### Instructions to follow
Change every "carousel" in the records to "slider", keeping all else the same, and give the records back without the pictures.

### Material for this exercise

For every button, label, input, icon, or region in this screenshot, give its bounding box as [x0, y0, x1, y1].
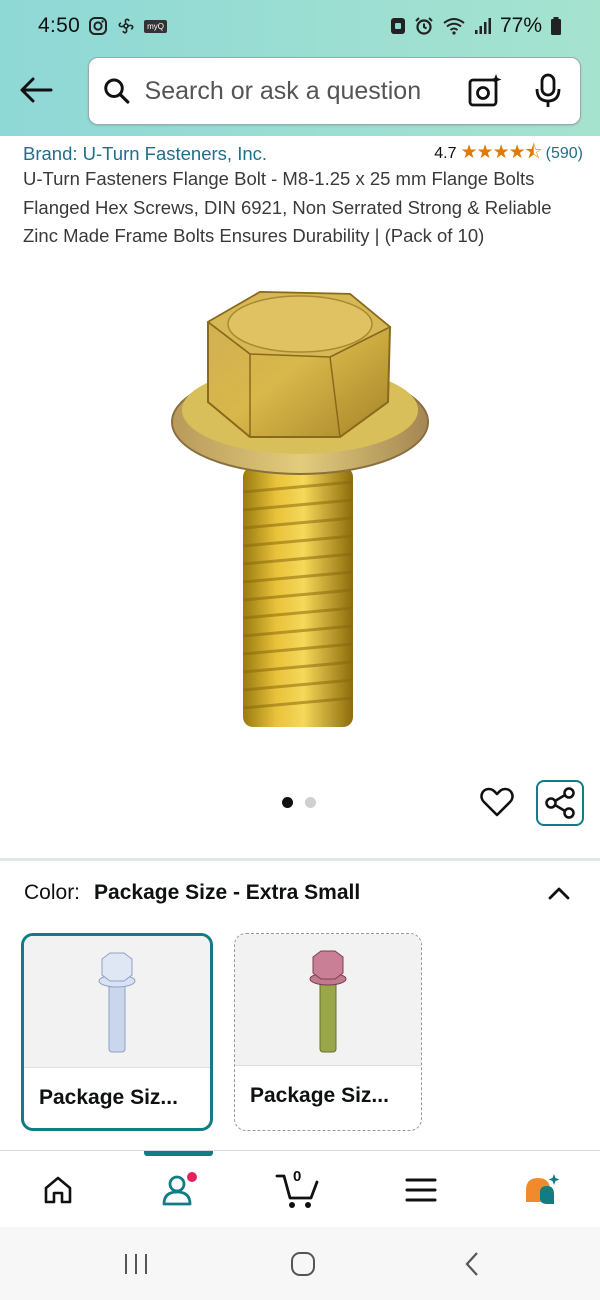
- home-system-button[interactable]: [283, 1247, 323, 1281]
- nav-menu[interactable]: [396, 1165, 446, 1215]
- camera-search-button[interactable]: [467, 71, 504, 111]
- variation-option-selected[interactable]: Package Siz...: [21, 933, 213, 1131]
- battery-icon: [550, 16, 562, 36]
- camera-sparkle-icon: [468, 74, 502, 107]
- home-circle-icon: [291, 1252, 315, 1276]
- fan-icon: [116, 16, 136, 36]
- rufus-icon: [526, 1174, 560, 1204]
- variation-option-image: [235, 934, 421, 1066]
- myq-icon: myQ: [144, 19, 167, 33]
- section-divider: [0, 858, 600, 861]
- lock-icon: [390, 16, 406, 36]
- heart-icon: [480, 787, 514, 817]
- product-title: U-Turn Fasteners Flange Bolt - M8-1.25 x…: [23, 168, 552, 246]
- add-to-wishlist-button[interactable]: [478, 783, 516, 821]
- voice-search-button[interactable]: [529, 71, 566, 111]
- back-button[interactable]: [16, 70, 56, 110]
- chevron-up-icon: [548, 887, 570, 900]
- battery-percent: 77%: [499, 14, 542, 37]
- image-carousel-dots[interactable]: [282, 797, 316, 808]
- system-back-button[interactable]: [452, 1247, 492, 1281]
- menu-icon: [405, 1178, 437, 1202]
- yellow-bolt-image: [309, 950, 347, 1052]
- collapse-variations-button[interactable]: [544, 878, 574, 908]
- nav-home[interactable]: [33, 1165, 83, 1215]
- cart-count: 0: [293, 1168, 302, 1185]
- variation-label: Color:: [24, 881, 81, 904]
- instagram-icon: [88, 16, 108, 36]
- flange-bolt-image: [171, 290, 429, 727]
- silver-bolt-image: [98, 952, 136, 1052]
- share-icon: [545, 787, 575, 819]
- nav-cart[interactable]: 0: [273, 1165, 323, 1215]
- recent-apps-button[interactable]: [116, 1247, 156, 1281]
- arrow-left-icon: [20, 77, 53, 103]
- status-bar: 4:50 myQ 77%: [0, 0, 600, 52]
- alarm-icon: [414, 16, 434, 36]
- status-time: 4:50: [38, 14, 81, 37]
- account-icon: [162, 1172, 197, 1206]
- variation-option[interactable]: Package Siz...: [234, 933, 422, 1131]
- signal-icon: [474, 17, 492, 35]
- variation-option-label: Package Siz...: [250, 1084, 389, 1107]
- variation-option-label: Package Siz...: [39, 1086, 178, 1109]
- microphone-icon: [535, 73, 561, 107]
- share-button[interactable]: [536, 780, 584, 826]
- nav-rufus[interactable]: [517, 1165, 567, 1215]
- recent-apps-icon: [125, 1254, 147, 1274]
- system-nav-bar: [0, 1227, 600, 1300]
- brand-link[interactable]: Brand: U-Turn Fasteners, Inc.: [23, 143, 267, 165]
- search-input[interactable]: [144, 76, 467, 106]
- status-right: 77%: [390, 14, 562, 38]
- variation-header: Color: Package Size - Extra Small: [24, 878, 574, 908]
- rating-value: 4.7: [434, 145, 457, 162]
- status-left: 4:50 myQ: [38, 14, 167, 38]
- variation-selected-value: Package Size - Extra Small: [94, 881, 361, 904]
- nav-account[interactable]: [154, 1165, 204, 1215]
- review-count: (590): [545, 145, 583, 162]
- header: [0, 52, 600, 136]
- carousel-dot[interactable]: [305, 797, 316, 808]
- active-tab-indicator: [144, 1151, 213, 1156]
- search-icon: [104, 78, 130, 104]
- chevron-left-icon: [465, 1252, 478, 1276]
- carousel-dot-active[interactable]: [282, 797, 293, 808]
- bottom-nav: 0: [0, 1150, 600, 1227]
- wifi-icon: [442, 16, 466, 36]
- product-image[interactable]: [150, 282, 440, 742]
- search-box[interactable]: [88, 57, 581, 125]
- home-icon: [44, 1176, 72, 1204]
- variation-option-image: [24, 936, 210, 1068]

### Output of the exercise
For every button, label, input, icon, or region in this screenshot, give its bounding box as [x0, y0, x1, y1].
- home-system-button[interactable]: [283, 1247, 323, 1281]
- nav-menu[interactable]: [396, 1165, 446, 1215]
- camera-search-button[interactable]: [467, 71, 504, 111]
- variation-option-selected[interactable]: Package Siz...: [21, 933, 213, 1131]
- battery-icon: [550, 16, 562, 36]
- camera-sparkle-icon: [468, 74, 502, 107]
- home-circle-icon: [291, 1252, 315, 1276]
- fan-icon: [116, 16, 136, 36]
- rufus-icon: [526, 1174, 560, 1204]
- variation-option-image: [235, 934, 421, 1066]
- myq-icon: myQ: [144, 19, 167, 33]
- section-divider: [0, 858, 600, 861]
- lock-icon: [390, 16, 406, 36]
- heart-icon: [480, 787, 514, 817]
- product-title: U-Turn Fasteners Flange Bolt - M8-1.25 x…: [23, 168, 552, 246]
- add-to-wishlist-button[interactable]: [478, 783, 516, 821]
- voice-search-button[interactable]: [529, 71, 566, 111]
- back-button[interactable]: [16, 70, 56, 110]
- chevron-up-icon: [548, 887, 570, 900]
- battery-percent: 77%: [499, 14, 542, 37]
- image-slider-dots[interactable]: [282, 797, 316, 808]
- system-back-button[interactable]: [452, 1247, 492, 1281]
- menu-icon: [405, 1178, 437, 1202]
- yellow-bolt-image: [309, 950, 347, 1052]
- collapse-variations-button[interactable]: [544, 878, 574, 908]
- nav-home[interactable]: [33, 1165, 83, 1215]
- cart-count: 0: [293, 1168, 302, 1185]
- variation-label: Color:: [24, 881, 81, 904]
- instagram-icon: [88, 16, 108, 36]
- flange-bolt-image: [171, 290, 429, 727]
- silver-bolt-image: [98, 952, 136, 1052]
- share-icon: [545, 787, 575, 819]
- nav-cart[interactable]: 0: [273, 1165, 323, 1215]
- recent-apps-button[interactable]: [116, 1247, 156, 1281]
- arrow-left-icon: [20, 77, 53, 103]
- status-bar: 4:50 myQ 77%: [0, 0, 600, 52]
- alarm-icon: [414, 16, 434, 36]
- status-time: 4:50: [38, 14, 81, 37]
- account-icon: [162, 1172, 197, 1206]
- variation-option[interactable]: Package Siz...: [234, 933, 422, 1131]
- signal-icon: [474, 17, 492, 35]
- variation-option-label: Package Siz...: [250, 1084, 389, 1107]
- variation-option-label: Package Siz...: [39, 1086, 178, 1109]
- microphone-icon: [535, 73, 561, 107]
- share-button[interactable]: [536, 780, 584, 826]
- nav-rufus[interactable]: [517, 1165, 567, 1215]
- recent-apps-icon: [125, 1254, 147, 1274]
- system-nav-bar: [0, 1227, 600, 1300]
- brand-link[interactable]: Brand: U-Turn Fasteners, Inc.: [23, 143, 267, 165]
- search-input[interactable]: [144, 76, 467, 106]
- status-right: 77%: [390, 14, 562, 38]
- variation-header: Color: Package Size - Extra Small: [24, 878, 574, 908]
- rating-value: 4.7: [434, 145, 457, 162]
- status-left: 4:50 myQ: [38, 14, 167, 38]
- variation-selected-value: Package Size - Extra Small: [94, 881, 361, 904]
- nav-account[interactable]: [154, 1165, 204, 1215]
- review-count: (590): [545, 145, 583, 162]
- header: [0, 52, 600, 136]
- slider-dot[interactable]: [305, 797, 316, 808]
- active-tab-indicator: [144, 1151, 213, 1156]
- search-icon: [104, 78, 130, 104]
- chevron-left-icon: [465, 1252, 478, 1276]
- slider-dot-active[interactable]: [282, 797, 293, 808]
- bottom-nav: 0: [0, 1150, 600, 1227]
- wifi-icon: [442, 16, 466, 36]
- product-image[interactable]: [150, 282, 440, 742]
- search-box[interactable]: [88, 57, 581, 125]
- home-icon: [44, 1176, 72, 1204]
- variation-option-image: [24, 936, 210, 1068]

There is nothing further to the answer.